:: Brief ::
List, from the lines below, each one with "updated" in it.

:: Extracted data ::
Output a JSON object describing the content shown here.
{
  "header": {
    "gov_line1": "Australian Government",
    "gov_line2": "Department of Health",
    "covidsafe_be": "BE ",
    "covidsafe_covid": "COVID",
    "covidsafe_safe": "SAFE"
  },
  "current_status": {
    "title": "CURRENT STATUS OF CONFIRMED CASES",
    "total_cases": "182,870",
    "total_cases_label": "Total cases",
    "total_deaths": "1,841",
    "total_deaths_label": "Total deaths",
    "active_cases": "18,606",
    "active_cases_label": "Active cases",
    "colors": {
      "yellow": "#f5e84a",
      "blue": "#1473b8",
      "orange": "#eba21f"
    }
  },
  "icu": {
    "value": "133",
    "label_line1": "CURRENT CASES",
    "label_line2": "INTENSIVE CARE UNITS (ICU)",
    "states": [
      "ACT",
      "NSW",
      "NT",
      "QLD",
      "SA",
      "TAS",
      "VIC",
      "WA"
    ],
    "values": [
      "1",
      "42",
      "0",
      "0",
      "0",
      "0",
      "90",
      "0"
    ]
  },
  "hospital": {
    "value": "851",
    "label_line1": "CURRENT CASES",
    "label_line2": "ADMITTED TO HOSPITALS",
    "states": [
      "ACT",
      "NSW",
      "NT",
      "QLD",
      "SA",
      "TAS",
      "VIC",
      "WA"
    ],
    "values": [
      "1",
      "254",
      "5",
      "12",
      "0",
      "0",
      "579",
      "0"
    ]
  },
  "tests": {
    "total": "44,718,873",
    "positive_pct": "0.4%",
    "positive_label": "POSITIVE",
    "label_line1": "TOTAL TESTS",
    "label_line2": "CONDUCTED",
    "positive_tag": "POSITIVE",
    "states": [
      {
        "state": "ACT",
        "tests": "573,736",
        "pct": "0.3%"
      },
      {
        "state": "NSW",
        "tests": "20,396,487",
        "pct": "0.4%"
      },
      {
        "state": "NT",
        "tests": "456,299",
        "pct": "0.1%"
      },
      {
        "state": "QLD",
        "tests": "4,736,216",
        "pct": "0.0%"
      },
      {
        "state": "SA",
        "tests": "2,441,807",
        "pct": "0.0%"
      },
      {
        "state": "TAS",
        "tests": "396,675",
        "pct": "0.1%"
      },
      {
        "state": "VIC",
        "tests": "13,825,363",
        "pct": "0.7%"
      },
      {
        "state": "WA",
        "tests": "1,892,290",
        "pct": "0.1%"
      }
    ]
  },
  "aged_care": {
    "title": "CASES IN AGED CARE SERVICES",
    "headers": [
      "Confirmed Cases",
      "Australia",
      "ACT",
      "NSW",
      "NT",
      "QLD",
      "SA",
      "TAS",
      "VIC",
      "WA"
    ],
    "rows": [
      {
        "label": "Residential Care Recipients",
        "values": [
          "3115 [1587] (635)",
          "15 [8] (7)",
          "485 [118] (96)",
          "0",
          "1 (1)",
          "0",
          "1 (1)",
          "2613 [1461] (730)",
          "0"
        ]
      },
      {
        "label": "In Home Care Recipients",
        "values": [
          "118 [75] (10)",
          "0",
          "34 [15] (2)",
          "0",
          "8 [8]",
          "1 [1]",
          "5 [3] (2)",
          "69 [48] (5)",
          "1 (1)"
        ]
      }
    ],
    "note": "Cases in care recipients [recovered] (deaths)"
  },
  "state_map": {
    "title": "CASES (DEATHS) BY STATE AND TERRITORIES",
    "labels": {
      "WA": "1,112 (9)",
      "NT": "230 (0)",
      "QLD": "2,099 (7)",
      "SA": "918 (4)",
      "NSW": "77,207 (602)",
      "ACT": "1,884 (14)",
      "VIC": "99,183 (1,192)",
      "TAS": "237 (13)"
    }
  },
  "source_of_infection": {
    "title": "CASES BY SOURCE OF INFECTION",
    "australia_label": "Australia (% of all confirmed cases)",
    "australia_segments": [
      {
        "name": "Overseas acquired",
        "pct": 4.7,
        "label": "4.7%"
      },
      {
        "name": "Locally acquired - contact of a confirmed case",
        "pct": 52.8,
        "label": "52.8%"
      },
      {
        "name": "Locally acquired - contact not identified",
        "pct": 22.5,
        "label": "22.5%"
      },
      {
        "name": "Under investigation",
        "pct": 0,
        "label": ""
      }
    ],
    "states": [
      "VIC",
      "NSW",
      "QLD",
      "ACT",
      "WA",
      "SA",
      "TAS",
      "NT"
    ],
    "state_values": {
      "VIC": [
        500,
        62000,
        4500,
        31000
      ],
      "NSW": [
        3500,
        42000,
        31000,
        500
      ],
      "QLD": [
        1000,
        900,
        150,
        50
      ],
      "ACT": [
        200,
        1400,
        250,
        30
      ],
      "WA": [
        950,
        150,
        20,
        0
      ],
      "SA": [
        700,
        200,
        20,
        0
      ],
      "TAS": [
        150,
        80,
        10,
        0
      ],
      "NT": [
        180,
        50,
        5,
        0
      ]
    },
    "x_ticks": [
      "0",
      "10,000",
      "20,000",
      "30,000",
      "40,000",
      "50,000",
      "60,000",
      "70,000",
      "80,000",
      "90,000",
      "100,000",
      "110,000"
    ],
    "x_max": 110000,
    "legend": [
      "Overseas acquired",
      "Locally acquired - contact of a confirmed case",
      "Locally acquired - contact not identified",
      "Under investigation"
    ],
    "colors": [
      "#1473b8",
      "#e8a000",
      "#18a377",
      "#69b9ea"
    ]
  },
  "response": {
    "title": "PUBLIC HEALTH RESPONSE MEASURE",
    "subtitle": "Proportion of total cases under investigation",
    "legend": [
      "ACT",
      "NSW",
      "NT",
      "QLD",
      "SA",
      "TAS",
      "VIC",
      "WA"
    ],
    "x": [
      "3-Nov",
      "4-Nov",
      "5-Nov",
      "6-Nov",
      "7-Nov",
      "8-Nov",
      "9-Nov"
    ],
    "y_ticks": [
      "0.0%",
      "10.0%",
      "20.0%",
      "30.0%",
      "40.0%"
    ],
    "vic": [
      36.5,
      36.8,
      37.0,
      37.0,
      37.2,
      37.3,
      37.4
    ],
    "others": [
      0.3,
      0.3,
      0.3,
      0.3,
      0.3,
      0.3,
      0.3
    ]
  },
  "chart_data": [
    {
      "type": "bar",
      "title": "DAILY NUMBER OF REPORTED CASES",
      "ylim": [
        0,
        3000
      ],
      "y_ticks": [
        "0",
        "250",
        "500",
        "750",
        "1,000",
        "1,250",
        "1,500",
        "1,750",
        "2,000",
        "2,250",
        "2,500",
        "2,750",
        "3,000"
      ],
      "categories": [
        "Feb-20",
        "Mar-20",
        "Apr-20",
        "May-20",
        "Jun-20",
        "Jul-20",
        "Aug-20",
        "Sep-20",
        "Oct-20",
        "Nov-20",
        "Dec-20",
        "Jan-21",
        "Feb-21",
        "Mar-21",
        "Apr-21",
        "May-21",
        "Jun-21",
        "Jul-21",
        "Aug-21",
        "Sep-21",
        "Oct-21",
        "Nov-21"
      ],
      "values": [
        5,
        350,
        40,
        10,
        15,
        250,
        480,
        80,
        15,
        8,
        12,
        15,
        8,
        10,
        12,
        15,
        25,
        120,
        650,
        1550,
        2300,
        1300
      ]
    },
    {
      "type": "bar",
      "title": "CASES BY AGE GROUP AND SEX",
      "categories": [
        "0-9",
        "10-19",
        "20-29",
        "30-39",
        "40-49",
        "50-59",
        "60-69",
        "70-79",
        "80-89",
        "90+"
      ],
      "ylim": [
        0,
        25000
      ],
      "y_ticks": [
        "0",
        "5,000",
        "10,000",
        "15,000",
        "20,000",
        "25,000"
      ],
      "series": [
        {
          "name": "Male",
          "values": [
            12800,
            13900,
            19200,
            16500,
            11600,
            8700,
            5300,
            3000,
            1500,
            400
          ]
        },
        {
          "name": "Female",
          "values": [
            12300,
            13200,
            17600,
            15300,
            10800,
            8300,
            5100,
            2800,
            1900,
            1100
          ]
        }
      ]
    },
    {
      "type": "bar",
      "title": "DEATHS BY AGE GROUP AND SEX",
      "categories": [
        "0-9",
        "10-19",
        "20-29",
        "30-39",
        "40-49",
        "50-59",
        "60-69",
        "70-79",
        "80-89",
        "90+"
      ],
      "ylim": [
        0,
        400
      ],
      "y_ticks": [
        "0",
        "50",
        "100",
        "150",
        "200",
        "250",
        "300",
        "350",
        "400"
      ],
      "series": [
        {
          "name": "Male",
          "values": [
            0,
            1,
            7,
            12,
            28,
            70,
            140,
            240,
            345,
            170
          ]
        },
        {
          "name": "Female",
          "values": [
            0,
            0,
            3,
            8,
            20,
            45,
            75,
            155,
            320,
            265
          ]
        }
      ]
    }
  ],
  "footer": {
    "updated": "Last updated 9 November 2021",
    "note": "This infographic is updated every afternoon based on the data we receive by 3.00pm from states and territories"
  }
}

:: Exercise answer ::
    "updated": "Last updated 9 November 2021",
    "note": "This infographic is updated every afternoon based on the data we receive by 3.00pm from states and territories"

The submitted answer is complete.